### [PROBLEM TO WORK ON]
Locate every line in the material below that has the word "this". Copy each of those lines.

### [RECORDS FOR THE EXERCISE]
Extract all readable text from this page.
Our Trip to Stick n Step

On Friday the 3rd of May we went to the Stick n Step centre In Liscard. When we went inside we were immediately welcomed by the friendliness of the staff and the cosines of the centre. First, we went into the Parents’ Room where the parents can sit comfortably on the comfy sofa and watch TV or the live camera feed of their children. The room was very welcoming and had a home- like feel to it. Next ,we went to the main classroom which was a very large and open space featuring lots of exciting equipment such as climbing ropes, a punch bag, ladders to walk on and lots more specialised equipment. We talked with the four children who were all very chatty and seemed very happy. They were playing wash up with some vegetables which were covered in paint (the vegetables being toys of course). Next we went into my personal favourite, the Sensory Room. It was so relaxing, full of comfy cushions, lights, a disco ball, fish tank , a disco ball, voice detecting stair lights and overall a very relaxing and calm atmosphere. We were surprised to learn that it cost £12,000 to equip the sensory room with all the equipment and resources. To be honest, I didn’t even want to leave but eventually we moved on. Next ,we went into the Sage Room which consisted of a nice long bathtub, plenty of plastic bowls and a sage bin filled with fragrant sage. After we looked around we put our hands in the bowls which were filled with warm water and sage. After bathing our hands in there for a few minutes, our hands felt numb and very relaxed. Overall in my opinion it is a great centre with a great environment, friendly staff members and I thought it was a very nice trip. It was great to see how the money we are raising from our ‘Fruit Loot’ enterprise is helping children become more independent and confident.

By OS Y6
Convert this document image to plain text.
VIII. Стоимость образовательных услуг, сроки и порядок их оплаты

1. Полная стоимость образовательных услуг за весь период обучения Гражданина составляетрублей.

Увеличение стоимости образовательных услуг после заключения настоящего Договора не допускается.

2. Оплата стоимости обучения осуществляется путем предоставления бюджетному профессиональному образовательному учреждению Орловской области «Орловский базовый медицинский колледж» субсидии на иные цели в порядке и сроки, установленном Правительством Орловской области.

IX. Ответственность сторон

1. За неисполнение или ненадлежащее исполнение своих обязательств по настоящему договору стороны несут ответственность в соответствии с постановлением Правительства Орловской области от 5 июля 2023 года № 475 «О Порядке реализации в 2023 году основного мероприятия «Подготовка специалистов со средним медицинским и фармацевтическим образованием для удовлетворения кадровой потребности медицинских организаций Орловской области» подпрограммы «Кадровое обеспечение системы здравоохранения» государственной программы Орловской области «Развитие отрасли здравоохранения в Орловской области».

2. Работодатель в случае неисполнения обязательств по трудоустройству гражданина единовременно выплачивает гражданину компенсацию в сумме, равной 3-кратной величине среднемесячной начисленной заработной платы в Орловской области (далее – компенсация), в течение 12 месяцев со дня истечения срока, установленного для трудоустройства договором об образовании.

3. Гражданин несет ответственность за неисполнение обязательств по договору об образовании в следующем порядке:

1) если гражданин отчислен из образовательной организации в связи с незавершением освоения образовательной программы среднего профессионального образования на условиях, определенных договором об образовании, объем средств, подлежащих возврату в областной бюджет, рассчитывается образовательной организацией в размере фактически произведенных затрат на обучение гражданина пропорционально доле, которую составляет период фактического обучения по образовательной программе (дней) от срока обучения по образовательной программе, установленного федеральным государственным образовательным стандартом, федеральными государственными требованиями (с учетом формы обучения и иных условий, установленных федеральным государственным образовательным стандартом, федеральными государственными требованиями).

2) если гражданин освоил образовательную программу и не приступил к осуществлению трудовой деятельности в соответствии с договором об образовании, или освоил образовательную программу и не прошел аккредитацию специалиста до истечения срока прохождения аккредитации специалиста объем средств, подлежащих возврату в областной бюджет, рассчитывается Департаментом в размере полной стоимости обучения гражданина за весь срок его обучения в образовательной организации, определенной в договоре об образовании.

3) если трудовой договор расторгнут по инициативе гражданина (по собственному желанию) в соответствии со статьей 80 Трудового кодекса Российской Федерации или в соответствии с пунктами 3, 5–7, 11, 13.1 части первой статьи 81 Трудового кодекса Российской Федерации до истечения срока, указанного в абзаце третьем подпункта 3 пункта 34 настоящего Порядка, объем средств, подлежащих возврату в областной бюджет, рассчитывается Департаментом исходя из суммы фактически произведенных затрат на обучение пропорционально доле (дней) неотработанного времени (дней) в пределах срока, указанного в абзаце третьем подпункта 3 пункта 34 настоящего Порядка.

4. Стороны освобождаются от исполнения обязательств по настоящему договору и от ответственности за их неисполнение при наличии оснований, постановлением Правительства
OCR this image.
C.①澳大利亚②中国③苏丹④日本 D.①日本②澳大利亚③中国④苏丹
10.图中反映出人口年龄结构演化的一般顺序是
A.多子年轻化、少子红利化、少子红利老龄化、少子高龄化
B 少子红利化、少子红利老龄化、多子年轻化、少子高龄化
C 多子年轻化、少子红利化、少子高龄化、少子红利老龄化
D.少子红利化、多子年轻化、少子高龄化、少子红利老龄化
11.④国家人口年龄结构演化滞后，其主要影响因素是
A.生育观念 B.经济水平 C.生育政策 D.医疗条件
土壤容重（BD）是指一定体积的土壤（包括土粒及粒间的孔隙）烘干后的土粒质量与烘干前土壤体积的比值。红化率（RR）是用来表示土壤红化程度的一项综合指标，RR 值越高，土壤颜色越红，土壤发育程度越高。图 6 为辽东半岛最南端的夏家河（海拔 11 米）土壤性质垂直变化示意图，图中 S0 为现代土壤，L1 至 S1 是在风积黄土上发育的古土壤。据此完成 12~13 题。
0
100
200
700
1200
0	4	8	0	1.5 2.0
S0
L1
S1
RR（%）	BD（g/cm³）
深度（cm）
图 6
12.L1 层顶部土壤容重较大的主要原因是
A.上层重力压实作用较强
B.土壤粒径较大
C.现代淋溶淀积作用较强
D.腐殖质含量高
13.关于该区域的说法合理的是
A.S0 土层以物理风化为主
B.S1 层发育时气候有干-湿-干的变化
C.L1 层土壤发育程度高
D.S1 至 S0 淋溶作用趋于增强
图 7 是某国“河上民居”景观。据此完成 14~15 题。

### [FULL RESPONSE]
Extract all readable text from this page.
Convert this document image to plain text.
OCR this image.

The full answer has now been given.